(DIRECTION):
Each line of the listing must be transcribed exactly, except for the images, which should be excluded.

(DATASET RECORDS):
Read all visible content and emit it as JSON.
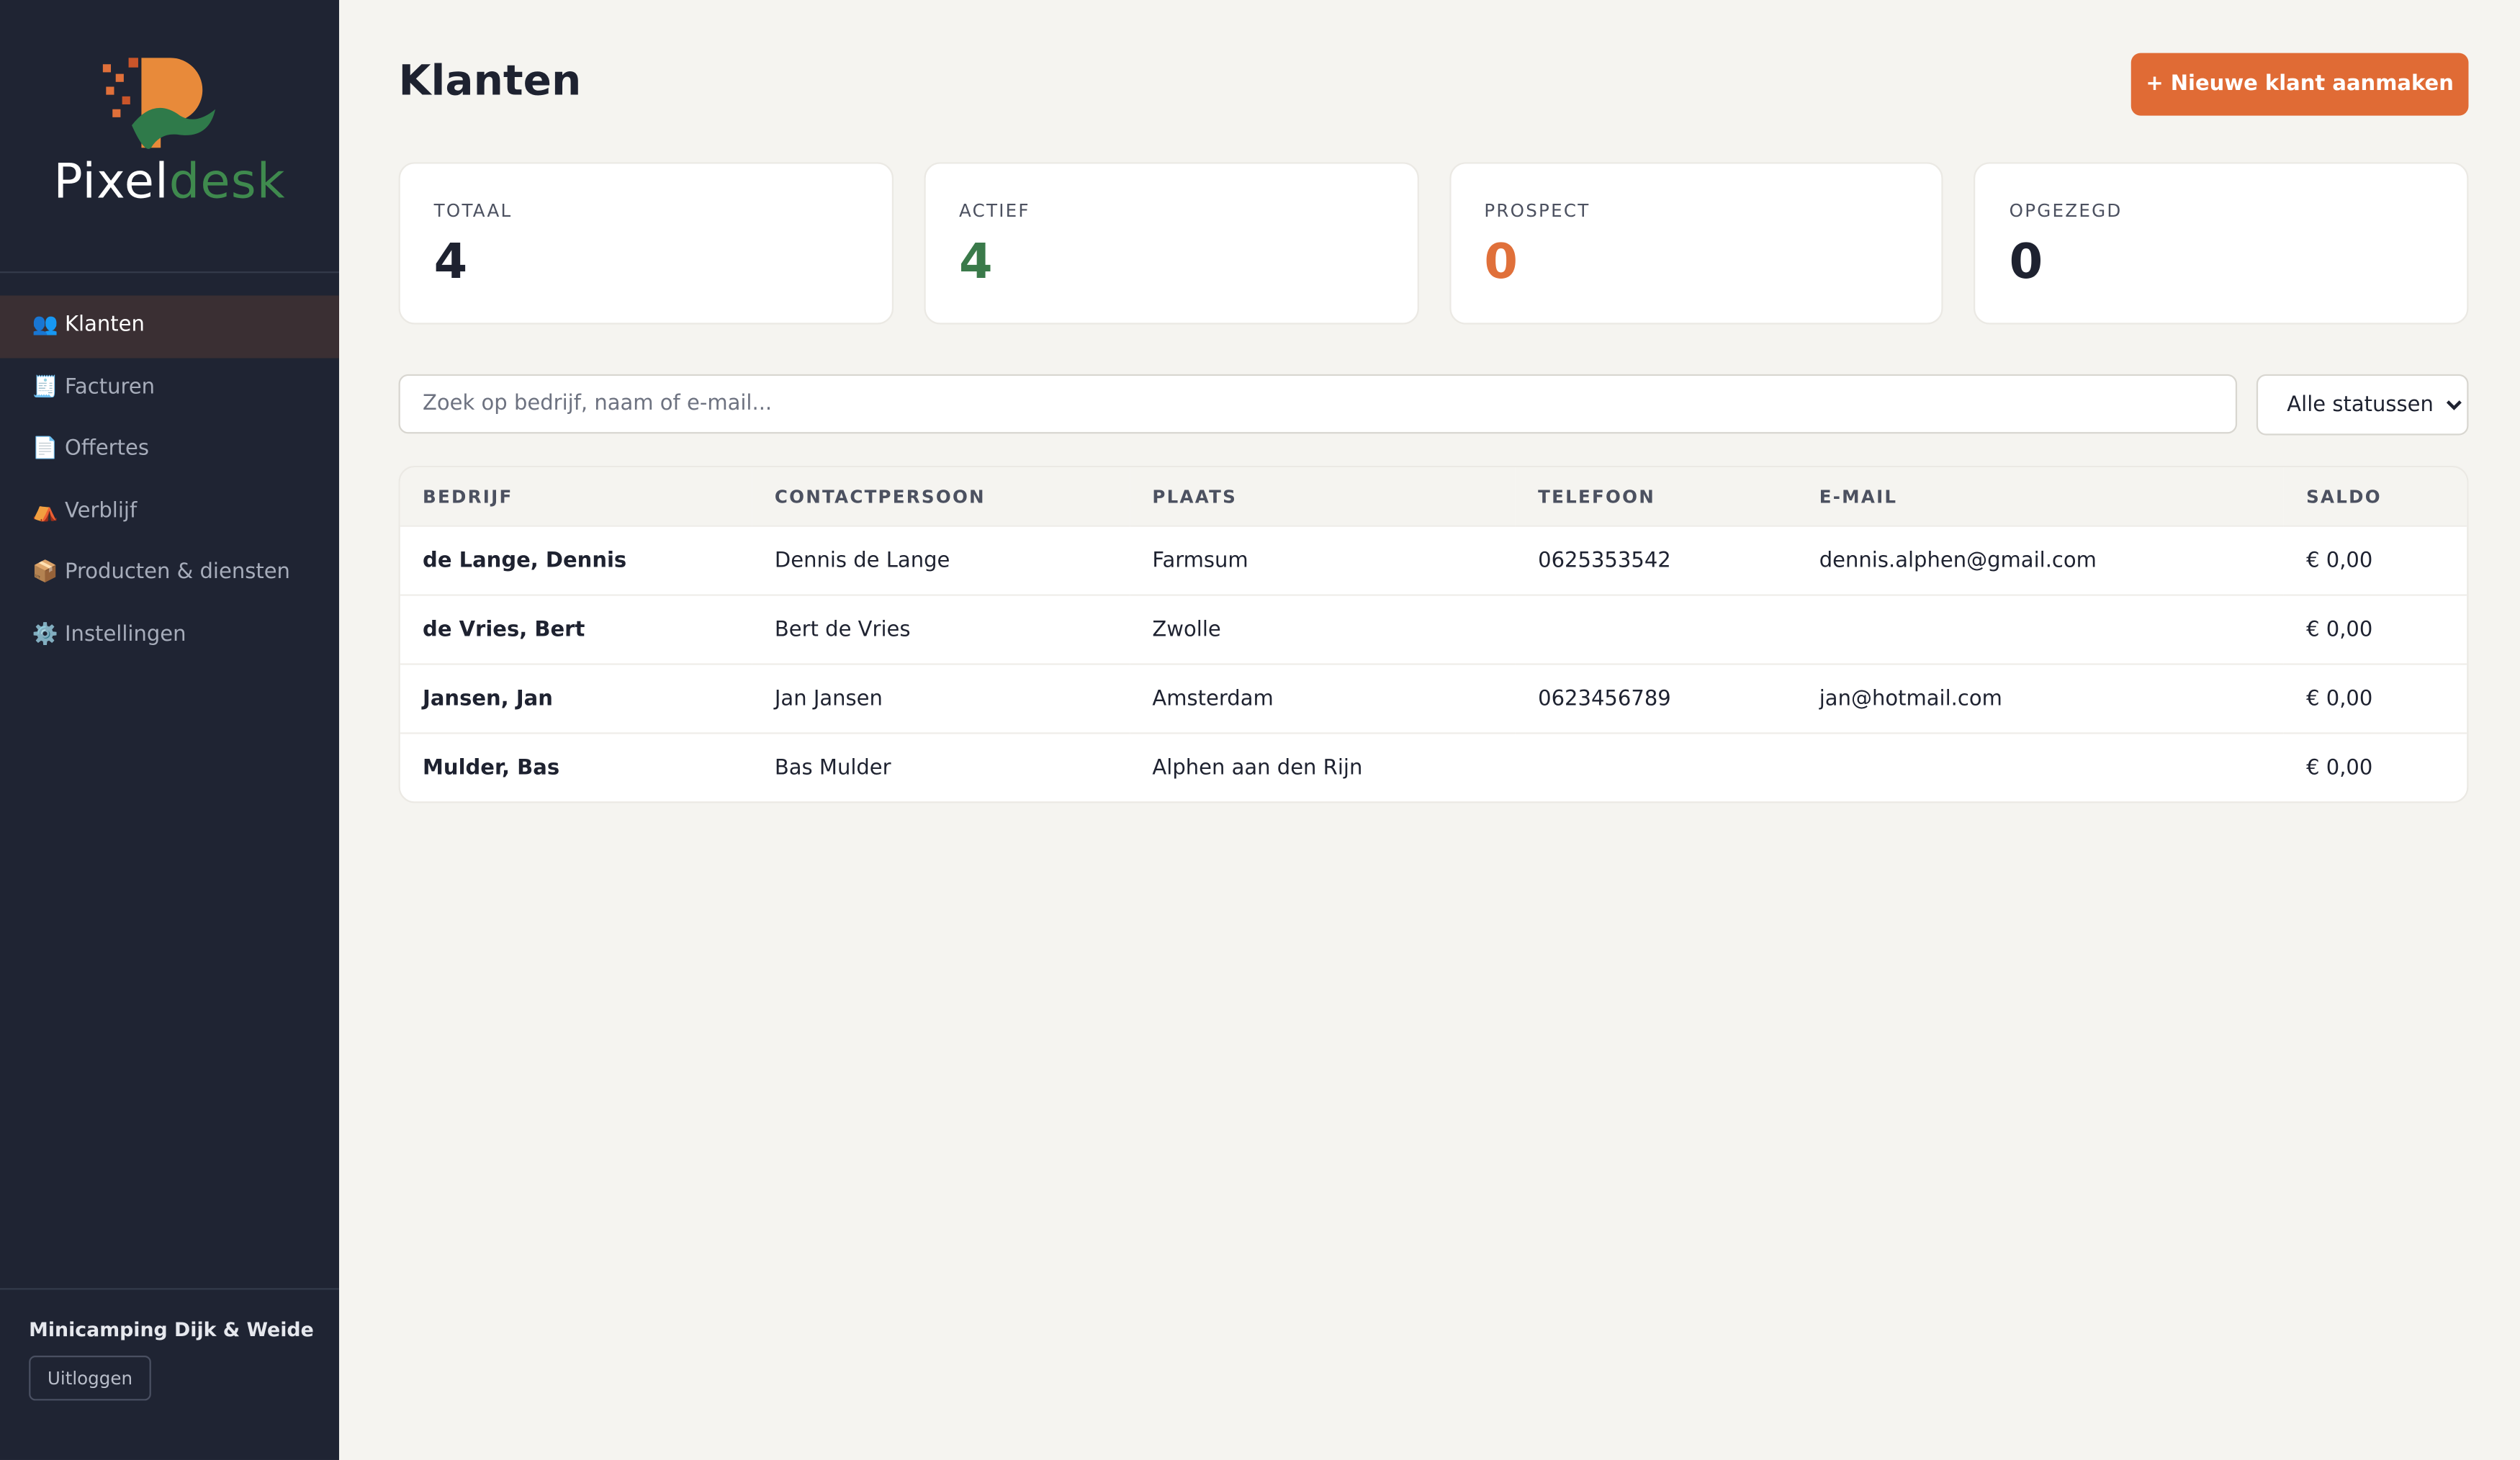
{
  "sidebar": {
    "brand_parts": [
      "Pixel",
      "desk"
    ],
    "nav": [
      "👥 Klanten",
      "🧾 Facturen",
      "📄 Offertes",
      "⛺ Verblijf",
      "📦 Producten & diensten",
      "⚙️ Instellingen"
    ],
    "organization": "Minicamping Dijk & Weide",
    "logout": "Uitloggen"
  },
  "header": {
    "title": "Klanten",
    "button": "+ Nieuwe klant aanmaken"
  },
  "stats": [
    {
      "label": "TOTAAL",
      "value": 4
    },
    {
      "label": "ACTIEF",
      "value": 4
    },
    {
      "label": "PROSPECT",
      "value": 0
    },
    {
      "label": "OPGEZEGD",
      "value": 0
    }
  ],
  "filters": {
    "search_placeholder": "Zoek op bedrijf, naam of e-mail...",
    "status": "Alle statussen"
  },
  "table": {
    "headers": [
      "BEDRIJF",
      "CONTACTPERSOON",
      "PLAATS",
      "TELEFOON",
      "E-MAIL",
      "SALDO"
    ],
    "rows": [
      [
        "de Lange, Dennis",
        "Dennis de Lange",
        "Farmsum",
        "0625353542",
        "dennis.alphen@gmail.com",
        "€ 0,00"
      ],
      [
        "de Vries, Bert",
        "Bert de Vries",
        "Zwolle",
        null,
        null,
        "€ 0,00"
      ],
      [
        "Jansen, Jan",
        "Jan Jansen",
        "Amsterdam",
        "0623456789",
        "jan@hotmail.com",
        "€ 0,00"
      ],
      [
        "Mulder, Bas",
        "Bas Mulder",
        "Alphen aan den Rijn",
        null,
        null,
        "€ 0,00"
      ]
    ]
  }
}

(THE COMPLETED TASK):
Read all visible content and emit it as JSON.
{
  "sidebar": {
    "brand_parts": [
      "Pixel",
      "desk"
    ],
    "nav": [
      "👥 Klanten",
      "🧾 Facturen",
      "📄 Offertes",
      "⛺ Verblijf",
      "📦 Producten & diensten",
      "⚙️ Instellingen"
    ],
    "organization": "Minicamping Dijk & Weide",
    "logout": "Uitloggen"
  },
  "header": {
    "title": "Klanten",
    "button": "+ Nieuwe klant aanmaken"
  },
  "stats": [
    {
      "label": "TOTAAL",
      "value": 4
    },
    {
      "label": "ACTIEF",
      "value": 4
    },
    {
      "label": "PROSPECT",
      "value": 0
    },
    {
      "label": "OPGEZEGD",
      "value": 0
    }
  ],
  "filters": {
    "search_placeholder": "Zoek op bedrijf, naam of e-mail...",
    "status": "Alle statussen"
  },
  "table": {
    "headers": [
      "BEDRIJF",
      "CONTACTPERSOON",
      "PLAATS",
      "TELEFOON",
      "E-MAIL",
      "SALDO"
    ],
    "rows": [
      [
        "de Lange, Dennis",
        "Dennis de Lange",
        "Farmsum",
        "0625353542",
        "dennis.alphen@gmail.com",
        "€ 0,00"
      ],
      [
        "de Vries, Bert",
        "Bert de Vries",
        "Zwolle",
        null,
        null,
        "€ 0,00"
      ],
      [
        "Jansen, Jan",
        "Jan Jansen",
        "Amsterdam",
        "0623456789",
        "jan@hotmail.com",
        "€ 0,00"
      ],
      [
        "Mulder, Bas",
        "Bas Mulder",
        "Alphen aan den Rijn",
        null,
        null,
        "€ 0,00"
      ]
    ]
  }
}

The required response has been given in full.